* **Goal**:
Pick out each line containing the string "type".

|---|

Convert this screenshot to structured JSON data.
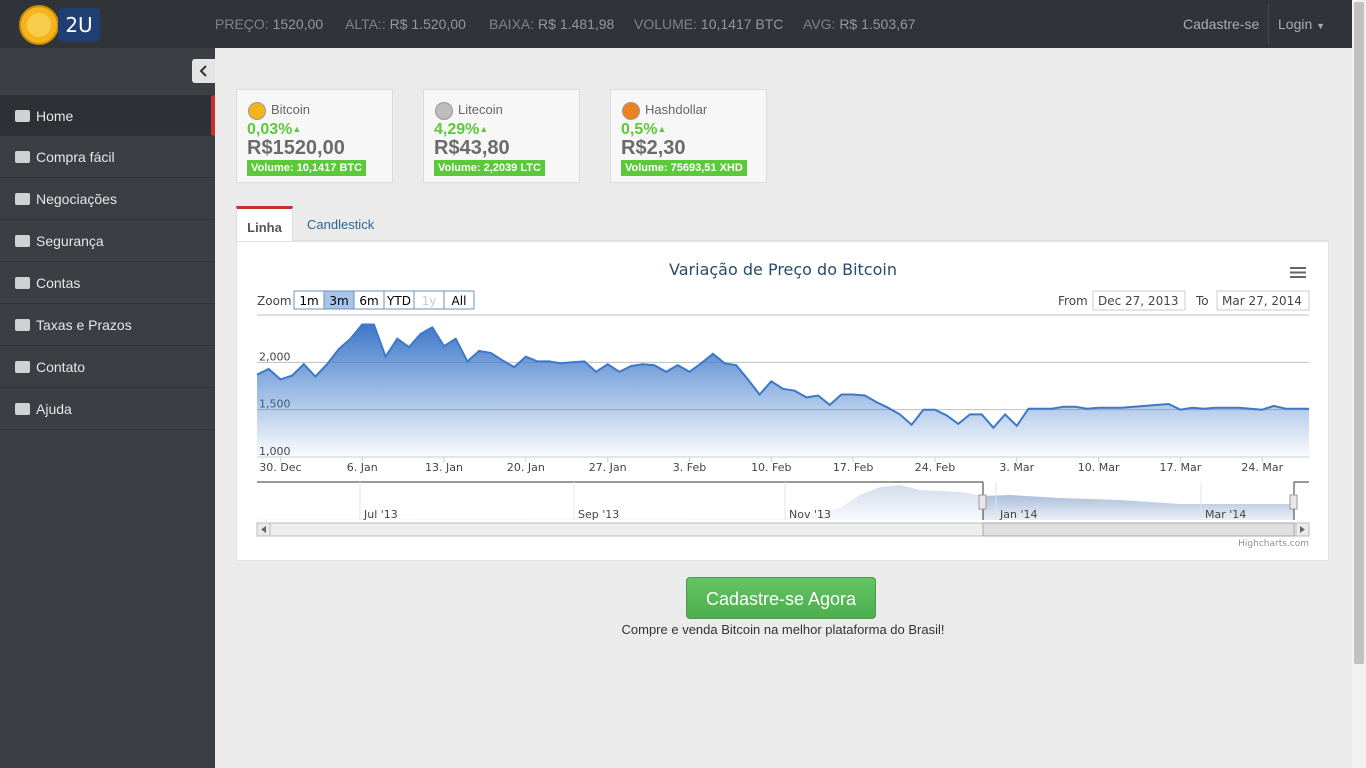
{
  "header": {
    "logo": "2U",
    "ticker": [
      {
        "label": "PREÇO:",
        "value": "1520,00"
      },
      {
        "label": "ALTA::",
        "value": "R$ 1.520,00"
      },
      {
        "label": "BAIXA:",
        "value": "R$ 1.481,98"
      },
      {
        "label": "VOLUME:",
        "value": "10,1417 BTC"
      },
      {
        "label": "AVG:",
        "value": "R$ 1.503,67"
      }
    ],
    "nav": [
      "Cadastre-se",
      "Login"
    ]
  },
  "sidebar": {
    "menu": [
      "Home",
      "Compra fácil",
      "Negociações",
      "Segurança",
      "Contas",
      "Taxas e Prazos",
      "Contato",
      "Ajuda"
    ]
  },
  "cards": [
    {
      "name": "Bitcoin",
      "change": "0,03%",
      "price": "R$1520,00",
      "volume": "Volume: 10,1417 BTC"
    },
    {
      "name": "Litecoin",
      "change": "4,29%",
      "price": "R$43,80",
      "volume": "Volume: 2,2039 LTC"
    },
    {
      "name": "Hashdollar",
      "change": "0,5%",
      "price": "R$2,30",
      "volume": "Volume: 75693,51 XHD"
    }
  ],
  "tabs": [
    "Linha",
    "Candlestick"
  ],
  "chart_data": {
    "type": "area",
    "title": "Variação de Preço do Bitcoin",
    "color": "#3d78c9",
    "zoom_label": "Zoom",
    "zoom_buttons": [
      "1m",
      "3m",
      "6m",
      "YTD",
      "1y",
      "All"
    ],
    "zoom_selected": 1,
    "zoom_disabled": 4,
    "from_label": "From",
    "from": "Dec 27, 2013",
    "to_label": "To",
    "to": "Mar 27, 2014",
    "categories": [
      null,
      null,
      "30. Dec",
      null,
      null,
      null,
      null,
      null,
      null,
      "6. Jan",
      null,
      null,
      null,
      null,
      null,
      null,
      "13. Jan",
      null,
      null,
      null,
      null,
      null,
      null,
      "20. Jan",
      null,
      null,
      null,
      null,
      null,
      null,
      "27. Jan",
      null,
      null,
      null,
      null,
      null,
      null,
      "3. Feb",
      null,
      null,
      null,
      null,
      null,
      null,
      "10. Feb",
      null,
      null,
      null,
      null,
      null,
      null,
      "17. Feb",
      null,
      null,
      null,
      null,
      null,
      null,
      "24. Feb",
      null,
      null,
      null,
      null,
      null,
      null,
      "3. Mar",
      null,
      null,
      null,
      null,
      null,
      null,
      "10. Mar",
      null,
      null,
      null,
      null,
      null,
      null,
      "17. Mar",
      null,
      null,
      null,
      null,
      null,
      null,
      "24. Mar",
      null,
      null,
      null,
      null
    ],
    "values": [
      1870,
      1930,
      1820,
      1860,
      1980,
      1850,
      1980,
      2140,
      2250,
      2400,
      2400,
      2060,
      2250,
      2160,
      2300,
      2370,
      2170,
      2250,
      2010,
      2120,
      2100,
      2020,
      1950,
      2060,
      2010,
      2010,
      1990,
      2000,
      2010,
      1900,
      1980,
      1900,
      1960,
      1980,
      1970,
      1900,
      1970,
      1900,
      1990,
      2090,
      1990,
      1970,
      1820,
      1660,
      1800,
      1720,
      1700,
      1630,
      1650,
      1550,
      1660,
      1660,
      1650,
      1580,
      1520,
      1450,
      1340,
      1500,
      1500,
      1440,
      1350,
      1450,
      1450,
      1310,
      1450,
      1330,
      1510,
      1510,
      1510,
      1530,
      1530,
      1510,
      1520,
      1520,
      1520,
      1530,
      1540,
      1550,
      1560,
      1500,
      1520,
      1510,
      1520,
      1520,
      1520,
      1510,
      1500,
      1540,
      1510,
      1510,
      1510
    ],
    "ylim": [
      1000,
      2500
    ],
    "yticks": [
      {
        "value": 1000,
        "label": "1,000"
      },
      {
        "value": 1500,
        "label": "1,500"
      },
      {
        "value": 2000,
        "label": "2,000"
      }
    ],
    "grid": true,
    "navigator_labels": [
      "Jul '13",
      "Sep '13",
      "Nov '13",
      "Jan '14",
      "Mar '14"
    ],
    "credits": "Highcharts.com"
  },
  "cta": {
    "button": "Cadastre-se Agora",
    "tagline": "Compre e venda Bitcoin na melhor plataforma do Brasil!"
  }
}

|---|

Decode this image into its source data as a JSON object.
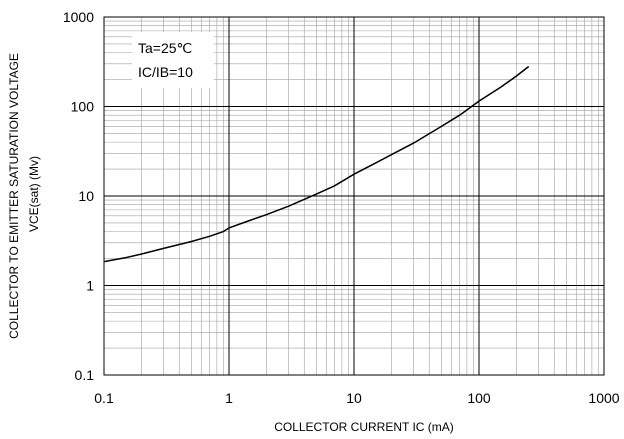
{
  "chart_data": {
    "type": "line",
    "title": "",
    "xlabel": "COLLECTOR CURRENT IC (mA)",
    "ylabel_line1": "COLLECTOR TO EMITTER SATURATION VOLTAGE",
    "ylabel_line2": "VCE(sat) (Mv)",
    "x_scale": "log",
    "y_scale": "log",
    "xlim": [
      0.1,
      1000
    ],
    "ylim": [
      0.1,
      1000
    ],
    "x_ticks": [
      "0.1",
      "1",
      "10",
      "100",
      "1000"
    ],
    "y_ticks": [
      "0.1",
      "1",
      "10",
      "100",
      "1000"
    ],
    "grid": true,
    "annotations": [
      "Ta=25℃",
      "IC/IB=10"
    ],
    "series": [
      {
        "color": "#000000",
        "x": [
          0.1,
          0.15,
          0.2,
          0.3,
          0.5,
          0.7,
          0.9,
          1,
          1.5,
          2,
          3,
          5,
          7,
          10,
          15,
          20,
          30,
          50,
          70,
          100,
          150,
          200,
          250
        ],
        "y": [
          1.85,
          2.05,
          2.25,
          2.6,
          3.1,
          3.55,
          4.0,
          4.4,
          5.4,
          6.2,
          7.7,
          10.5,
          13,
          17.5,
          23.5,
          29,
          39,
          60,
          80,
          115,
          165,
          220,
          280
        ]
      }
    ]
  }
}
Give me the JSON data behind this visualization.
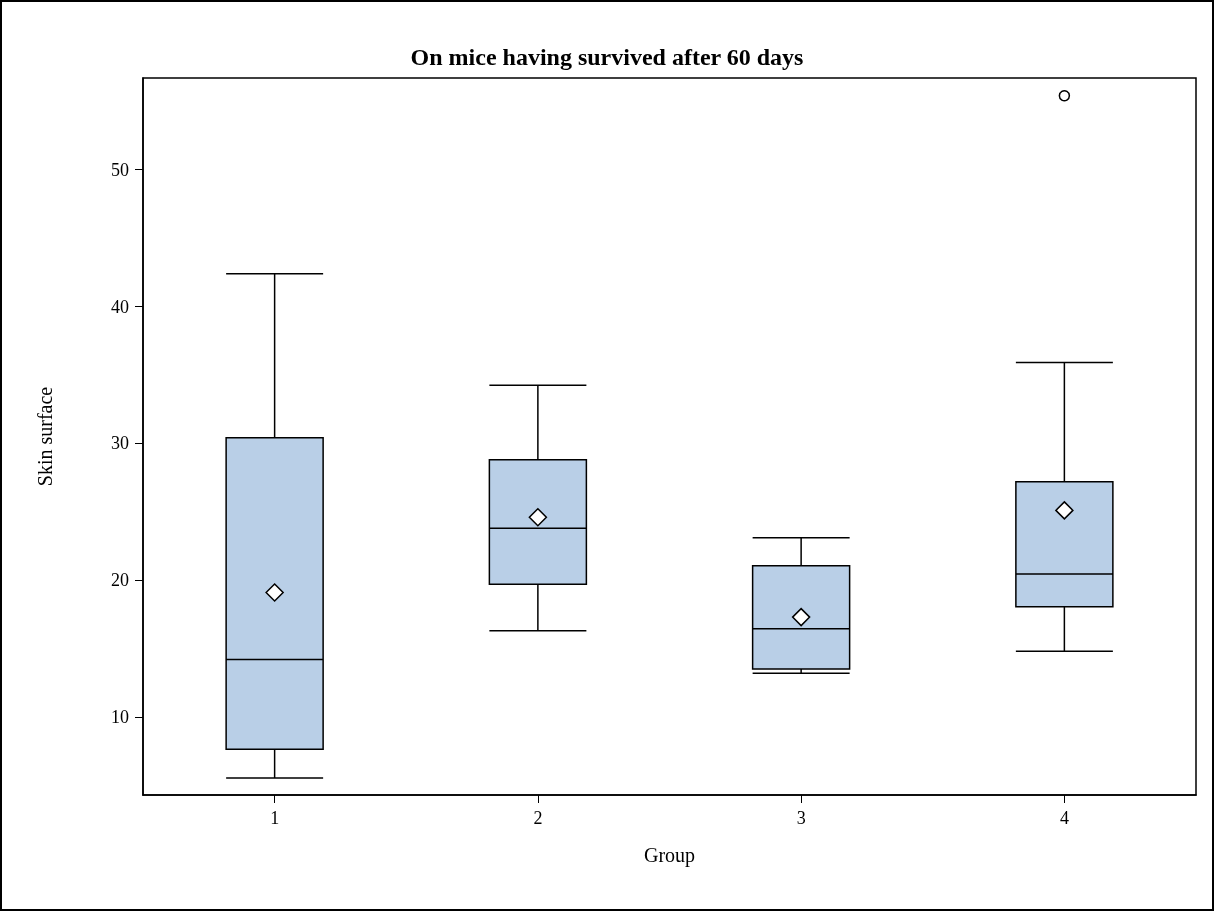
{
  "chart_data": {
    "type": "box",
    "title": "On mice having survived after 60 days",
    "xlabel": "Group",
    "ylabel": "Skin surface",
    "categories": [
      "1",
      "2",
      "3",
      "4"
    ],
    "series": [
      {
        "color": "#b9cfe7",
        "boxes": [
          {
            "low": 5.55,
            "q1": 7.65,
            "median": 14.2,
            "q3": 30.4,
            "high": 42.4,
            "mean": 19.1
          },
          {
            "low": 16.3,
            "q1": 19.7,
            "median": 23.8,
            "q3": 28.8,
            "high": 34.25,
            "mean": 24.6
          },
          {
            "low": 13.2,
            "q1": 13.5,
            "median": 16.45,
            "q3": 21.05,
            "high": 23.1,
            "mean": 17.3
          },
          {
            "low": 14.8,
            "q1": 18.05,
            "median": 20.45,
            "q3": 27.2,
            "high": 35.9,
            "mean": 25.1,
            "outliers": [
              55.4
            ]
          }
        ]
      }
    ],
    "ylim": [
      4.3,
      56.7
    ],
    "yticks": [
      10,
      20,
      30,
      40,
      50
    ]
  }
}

|---|

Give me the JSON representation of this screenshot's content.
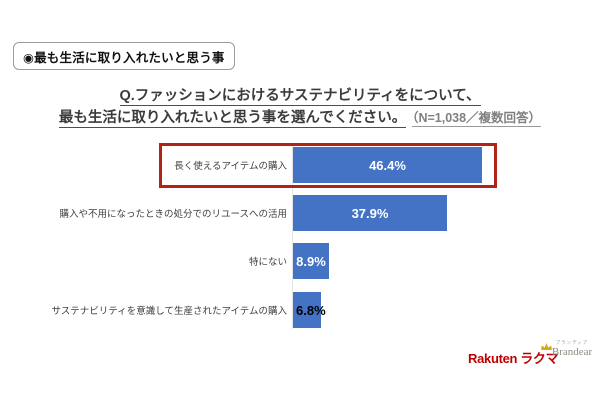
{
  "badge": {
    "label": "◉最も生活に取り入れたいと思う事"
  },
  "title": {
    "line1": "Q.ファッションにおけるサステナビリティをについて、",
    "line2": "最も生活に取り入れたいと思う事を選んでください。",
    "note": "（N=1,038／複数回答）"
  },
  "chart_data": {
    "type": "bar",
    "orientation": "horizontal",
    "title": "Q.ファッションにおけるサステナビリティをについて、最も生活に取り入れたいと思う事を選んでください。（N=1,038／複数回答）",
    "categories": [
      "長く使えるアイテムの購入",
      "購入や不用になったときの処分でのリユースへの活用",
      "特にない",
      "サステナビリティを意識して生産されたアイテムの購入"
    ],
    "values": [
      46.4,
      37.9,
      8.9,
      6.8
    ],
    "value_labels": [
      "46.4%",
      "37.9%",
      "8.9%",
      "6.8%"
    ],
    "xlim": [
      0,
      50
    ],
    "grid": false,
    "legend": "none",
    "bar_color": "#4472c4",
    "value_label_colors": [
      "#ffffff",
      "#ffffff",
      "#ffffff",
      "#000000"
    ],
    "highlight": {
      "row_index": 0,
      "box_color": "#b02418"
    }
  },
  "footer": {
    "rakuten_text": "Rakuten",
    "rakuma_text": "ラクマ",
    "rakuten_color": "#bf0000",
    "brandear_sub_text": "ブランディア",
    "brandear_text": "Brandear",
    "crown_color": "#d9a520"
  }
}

|---|

* **Task answer**:
    "type": "area",
    "type": "line",
    "type": "box",
    "type": "bar",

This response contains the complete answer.